What you have to do: In the listing below, find every line with the string "Shot" and pull it out.

Materials provided:
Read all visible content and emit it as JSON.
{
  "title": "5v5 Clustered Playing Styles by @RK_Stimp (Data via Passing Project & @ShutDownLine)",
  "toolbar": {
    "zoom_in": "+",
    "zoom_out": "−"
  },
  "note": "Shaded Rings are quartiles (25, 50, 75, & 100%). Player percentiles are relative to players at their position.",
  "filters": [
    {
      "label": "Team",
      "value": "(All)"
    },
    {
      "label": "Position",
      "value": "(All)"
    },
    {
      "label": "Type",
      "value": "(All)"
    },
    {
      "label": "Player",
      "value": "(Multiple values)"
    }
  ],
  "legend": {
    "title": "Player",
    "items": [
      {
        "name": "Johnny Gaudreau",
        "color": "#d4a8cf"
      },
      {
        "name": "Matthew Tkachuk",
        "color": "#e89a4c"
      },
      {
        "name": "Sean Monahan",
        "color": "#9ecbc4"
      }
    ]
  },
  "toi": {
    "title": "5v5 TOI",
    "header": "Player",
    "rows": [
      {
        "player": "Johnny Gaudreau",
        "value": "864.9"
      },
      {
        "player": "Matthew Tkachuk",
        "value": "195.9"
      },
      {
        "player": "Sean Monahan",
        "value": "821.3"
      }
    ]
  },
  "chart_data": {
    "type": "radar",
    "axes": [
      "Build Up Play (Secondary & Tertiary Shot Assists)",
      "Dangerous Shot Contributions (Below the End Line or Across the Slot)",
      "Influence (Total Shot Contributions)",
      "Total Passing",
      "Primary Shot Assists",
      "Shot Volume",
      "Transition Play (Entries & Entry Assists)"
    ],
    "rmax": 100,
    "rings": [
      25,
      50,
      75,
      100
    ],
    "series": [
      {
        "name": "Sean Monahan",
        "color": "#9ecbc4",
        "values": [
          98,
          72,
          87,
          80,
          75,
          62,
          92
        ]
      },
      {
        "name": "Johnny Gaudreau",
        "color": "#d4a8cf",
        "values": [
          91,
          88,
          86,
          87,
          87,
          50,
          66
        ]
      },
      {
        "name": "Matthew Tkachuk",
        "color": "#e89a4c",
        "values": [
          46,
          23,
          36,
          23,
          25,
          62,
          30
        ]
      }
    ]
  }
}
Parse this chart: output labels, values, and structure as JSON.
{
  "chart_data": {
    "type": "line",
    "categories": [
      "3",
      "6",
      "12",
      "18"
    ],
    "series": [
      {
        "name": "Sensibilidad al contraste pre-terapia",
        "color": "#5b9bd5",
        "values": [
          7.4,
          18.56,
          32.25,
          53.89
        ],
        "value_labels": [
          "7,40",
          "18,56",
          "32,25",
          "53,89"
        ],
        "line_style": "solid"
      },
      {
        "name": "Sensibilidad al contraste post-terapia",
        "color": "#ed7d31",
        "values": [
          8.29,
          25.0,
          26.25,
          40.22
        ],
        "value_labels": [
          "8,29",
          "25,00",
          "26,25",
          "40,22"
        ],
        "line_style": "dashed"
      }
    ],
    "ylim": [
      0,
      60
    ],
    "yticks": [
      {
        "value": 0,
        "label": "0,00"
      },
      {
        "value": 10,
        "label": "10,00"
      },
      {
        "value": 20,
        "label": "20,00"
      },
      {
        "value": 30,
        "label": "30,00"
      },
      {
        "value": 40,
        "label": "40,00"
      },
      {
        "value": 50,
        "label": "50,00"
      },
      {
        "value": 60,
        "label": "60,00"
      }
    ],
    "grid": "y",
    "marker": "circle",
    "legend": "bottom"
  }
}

Solved exercise:
      "Build Up Play (Secondary & Tertiary Shot Assists)",
      "Dangerous Shot Contributions (Below the End Line or Across the Slot)",
      "Influence (Total Shot Contributions)",
      "Primary Shot Assists",
      "Shot Volume",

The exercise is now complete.